[Records that describe figures]
::::
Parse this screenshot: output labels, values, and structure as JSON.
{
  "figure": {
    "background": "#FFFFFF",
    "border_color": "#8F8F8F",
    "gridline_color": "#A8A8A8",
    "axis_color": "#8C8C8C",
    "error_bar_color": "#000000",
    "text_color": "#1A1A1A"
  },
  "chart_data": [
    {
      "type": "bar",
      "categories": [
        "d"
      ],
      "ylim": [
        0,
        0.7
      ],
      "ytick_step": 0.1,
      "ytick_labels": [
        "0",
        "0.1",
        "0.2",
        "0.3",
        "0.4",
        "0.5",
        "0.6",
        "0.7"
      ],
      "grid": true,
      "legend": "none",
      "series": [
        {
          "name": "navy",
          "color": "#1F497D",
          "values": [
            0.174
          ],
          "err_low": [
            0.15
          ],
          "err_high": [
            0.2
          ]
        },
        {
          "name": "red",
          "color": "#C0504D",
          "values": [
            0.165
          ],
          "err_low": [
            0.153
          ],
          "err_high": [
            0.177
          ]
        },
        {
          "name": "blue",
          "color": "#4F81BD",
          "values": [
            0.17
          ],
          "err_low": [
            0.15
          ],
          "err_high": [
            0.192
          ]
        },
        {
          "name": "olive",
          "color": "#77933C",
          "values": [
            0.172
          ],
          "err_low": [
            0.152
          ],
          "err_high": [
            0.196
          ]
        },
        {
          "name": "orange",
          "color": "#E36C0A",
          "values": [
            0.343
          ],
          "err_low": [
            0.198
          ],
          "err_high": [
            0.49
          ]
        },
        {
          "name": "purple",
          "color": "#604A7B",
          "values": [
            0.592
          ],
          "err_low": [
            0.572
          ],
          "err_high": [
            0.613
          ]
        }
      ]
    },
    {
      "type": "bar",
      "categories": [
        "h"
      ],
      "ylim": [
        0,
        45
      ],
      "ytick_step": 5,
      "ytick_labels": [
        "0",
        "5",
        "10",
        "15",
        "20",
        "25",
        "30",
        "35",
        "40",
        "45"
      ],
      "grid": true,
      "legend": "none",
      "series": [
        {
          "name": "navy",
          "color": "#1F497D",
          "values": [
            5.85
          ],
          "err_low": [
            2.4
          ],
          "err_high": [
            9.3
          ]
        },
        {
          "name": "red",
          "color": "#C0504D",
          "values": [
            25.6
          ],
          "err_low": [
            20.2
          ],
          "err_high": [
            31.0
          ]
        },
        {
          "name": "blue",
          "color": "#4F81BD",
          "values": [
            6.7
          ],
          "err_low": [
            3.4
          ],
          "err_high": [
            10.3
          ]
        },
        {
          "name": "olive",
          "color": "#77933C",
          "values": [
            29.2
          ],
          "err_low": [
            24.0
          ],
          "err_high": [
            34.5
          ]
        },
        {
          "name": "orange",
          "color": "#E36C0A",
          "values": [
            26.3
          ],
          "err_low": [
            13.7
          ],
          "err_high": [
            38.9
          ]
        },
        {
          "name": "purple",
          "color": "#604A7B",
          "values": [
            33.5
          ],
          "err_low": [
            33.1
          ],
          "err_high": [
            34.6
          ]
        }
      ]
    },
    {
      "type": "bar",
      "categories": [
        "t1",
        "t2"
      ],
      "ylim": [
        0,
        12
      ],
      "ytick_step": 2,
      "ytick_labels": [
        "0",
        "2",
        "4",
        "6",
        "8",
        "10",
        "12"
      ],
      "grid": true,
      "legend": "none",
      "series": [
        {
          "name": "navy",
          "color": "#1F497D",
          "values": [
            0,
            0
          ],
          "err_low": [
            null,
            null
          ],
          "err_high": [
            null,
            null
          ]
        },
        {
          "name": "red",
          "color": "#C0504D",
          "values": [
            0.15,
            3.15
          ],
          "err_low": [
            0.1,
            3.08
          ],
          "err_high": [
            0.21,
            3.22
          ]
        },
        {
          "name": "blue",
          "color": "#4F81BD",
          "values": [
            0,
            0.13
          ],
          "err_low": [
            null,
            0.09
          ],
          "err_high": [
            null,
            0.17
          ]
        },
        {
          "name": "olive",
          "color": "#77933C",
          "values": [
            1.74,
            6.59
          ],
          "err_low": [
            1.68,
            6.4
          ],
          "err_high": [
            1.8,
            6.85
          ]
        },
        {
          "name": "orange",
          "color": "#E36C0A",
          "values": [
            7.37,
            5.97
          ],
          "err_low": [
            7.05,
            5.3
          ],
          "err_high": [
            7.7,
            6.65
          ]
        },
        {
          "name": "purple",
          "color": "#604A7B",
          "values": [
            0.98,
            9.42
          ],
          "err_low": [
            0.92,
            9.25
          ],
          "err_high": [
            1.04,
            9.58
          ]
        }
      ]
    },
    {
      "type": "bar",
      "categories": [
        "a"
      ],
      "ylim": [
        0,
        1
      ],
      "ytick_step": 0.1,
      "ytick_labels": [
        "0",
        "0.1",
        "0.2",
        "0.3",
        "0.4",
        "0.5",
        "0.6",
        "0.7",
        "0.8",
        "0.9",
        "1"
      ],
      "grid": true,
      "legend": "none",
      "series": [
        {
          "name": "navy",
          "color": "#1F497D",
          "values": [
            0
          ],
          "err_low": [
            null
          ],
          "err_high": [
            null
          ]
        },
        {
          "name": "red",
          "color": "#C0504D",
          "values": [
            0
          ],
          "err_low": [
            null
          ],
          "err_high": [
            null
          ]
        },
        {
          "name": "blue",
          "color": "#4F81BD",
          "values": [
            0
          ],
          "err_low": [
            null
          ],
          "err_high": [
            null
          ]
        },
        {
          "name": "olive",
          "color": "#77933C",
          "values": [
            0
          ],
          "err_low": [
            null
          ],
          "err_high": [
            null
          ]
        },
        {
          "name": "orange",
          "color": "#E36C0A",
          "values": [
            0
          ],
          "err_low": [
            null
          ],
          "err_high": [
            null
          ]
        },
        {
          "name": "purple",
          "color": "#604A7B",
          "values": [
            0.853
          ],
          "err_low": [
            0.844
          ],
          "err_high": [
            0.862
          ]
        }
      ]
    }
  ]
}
::::
▶ _Stated exercise_
Each entry must be reproduced verbatim.

▶ _Response to this exercise_
Parse this screenshot: output labels, values, and structure as JSON.
{
  "figure": {
    "background": "#FFFFFF",
    "border_color": "#8F8F8F",
    "gridline_color": "#A8A8A8",
    "axis_color": "#8C8C8C",
    "error_bar_color": "#000000",
    "text_color": "#1A1A1A"
  },
  "chart_data": [
    {
      "type": "bar",
      "categories": [
        "d"
      ],
      "ylim": [
        0,
        0.7
      ],
      "ytick_step": 0.1,
      "ytick_labels": [
        "0",
        "0.1",
        "0.2",
        "0.3",
        "0.4",
        "0.5",
        "0.6",
        "0.7"
      ],
      "grid": true,
      "legend": "none",
      "series": [
        {
          "name": "navy",
          "color": "#1F497D",
          "values": [
            0.174
          ],
          "err_low": [
            0.15
          ],
          "err_high": [
            0.2
          ]
        },
        {
          "name": "red",
          "color": "#C0504D",
          "values": [
            0.165
          ],
          "err_low": [
            0.153
          ],
          "err_high": [
            0.177
          ]
        },
        {
          "name": "blue",
          "color": "#4F81BD",
          "values": [
            0.17
          ],
          "err_low": [
            0.15
          ],
          "err_high": [
            0.192
          ]
        },
        {
          "name": "olive",
          "color": "#77933C",
          "values": [
            0.172
          ],
          "err_low": [
            0.152
          ],
          "err_high": [
            0.196
          ]
        },
        {
          "name": "orange",
          "color": "#E36C0A",
          "values": [
            0.343
          ],
          "err_low": [
            0.198
          ],
          "err_high": [
            0.49
          ]
        },
        {
          "name": "purple",
          "color": "#604A7B",
          "values": [
            0.592
          ],
          "err_low": [
            0.572
          ],
          "err_high": [
            0.613
          ]
        }
      ]
    },
    {
      "type": "bar",
      "categories": [
        "h"
      ],
      "ylim": [
        0,
        45
      ],
      "ytick_step": 5,
      "ytick_labels": [
        "0",
        "5",
        "10",
        "15",
        "20",
        "25",
        "30",
        "35",
        "40",
        "45"
      ],
      "grid": true,
      "legend": "none",
      "series": [
        {
          "name": "navy",
          "color": "#1F497D",
          "values": [
            5.85
          ],
          "err_low": [
            2.4
          ],
          "err_high": [
            9.3
          ]
        },
        {
          "name": "red",
          "color": "#C0504D",
          "values": [
            25.6
          ],
          "err_low": [
            20.2
          ],
          "err_high": [
            31.0
          ]
        },
        {
          "name": "blue",
          "color": "#4F81BD",
          "values": [
            6.7
          ],
          "err_low": [
            3.4
          ],
          "err_high": [
            10.3
          ]
        },
        {
          "name": "olive",
          "color": "#77933C",
          "values": [
            29.2
          ],
          "err_low": [
            24.0
          ],
          "err_high": [
            34.5
          ]
        },
        {
          "name": "orange",
          "color": "#E36C0A",
          "values": [
            26.3
          ],
          "err_low": [
            13.7
          ],
          "err_high": [
            38.9
          ]
        },
        {
          "name": "purple",
          "color": "#604A7B",
          "values": [
            33.5
          ],
          "err_low": [
            33.1
          ],
          "err_high": [
            34.6
          ]
        }
      ]
    },
    {
      "type": "bar",
      "categories": [
        "t1",
        "t2"
      ],
      "ylim": [
        0,
        12
      ],
      "ytick_step": 2,
      "ytick_labels": [
        "0",
        "2",
        "4",
        "6",
        "8",
        "10",
        "12"
      ],
      "grid": true,
      "legend": "none",
      "series": [
        {
          "name": "navy",
          "color": "#1F497D",
          "values": [
            0,
            0
          ],
          "err_low": [
            null,
            null
          ],
          "err_high": [
            null,
            null
          ]
        },
        {
          "name": "red",
          "color": "#C0504D",
          "values": [
            0.15,
            3.15
          ],
          "err_low": [
            0.1,
            3.08
          ],
          "err_high": [
            0.21,
            3.22
          ]
        },
        {
          "name": "blue",
          "color": "#4F81BD",
          "values": [
            0,
            0.13
          ],
          "err_low": [
            null,
            0.09
          ],
          "err_high": [
            null,
            0.17
          ]
        },
        {
          "name": "olive",
          "color": "#77933C",
          "values": [
            1.74,
            6.59
          ],
          "err_low": [
            1.68,
            6.4
          ],
          "err_high": [
            1.8,
            6.85
          ]
        },
        {
          "name": "orange",
          "color": "#E36C0A",
          "values": [
            7.37,
            5.97
          ],
          "err_low": [
            7.05,
            5.3
          ],
          "err_high": [
            7.7,
            6.65
          ]
        },
        {
          "name": "purple",
          "color": "#604A7B",
          "values": [
            0.98,
            9.42
          ],
          "err_low": [
            0.92,
            9.25
          ],
          "err_high": [
            1.04,
            9.58
          ]
        }
      ]
    },
    {
      "type": "bar",
      "categories": [
        "a"
      ],
      "ylim": [
        0,
        1
      ],
      "ytick_step": 0.1,
      "ytick_labels": [
        "0",
        "0.1",
        "0.2",
        "0.3",
        "0.4",
        "0.5",
        "0.6",
        "0.7",
        "0.8",
        "0.9",
        "1"
      ],
      "grid": true,
      "legend": "none",
      "series": [
        {
          "name": "navy",
          "color": "#1F497D",
          "values": [
            0
          ],
          "err_low": [
            null
          ],
          "err_high": [
            null
          ]
        },
        {
          "name": "red",
          "color": "#C0504D",
          "values": [
            0
          ],
          "err_low": [
            null
          ],
          "err_high": [
            null
          ]
        },
        {
          "name": "blue",
          "color": "#4F81BD",
          "values": [
            0
          ],
          "err_low": [
            null
          ],
          "err_high": [
            null
          ]
        },
        {
          "name": "olive",
          "color": "#77933C",
          "values": [
            0
          ],
          "err_low": [
            null
          ],
          "err_high": [
            null
          ]
        },
        {
          "name": "orange",
          "color": "#E36C0A",
          "values": [
            0
          ],
          "err_low": [
            null
          ],
          "err_high": [
            null
          ]
        },
        {
          "name": "purple",
          "color": "#604A7B",
          "values": [
            0.853
          ],
          "err_low": [
            0.844
          ],
          "err_high": [
            0.862
          ]
        }
      ]
    }
  ]
}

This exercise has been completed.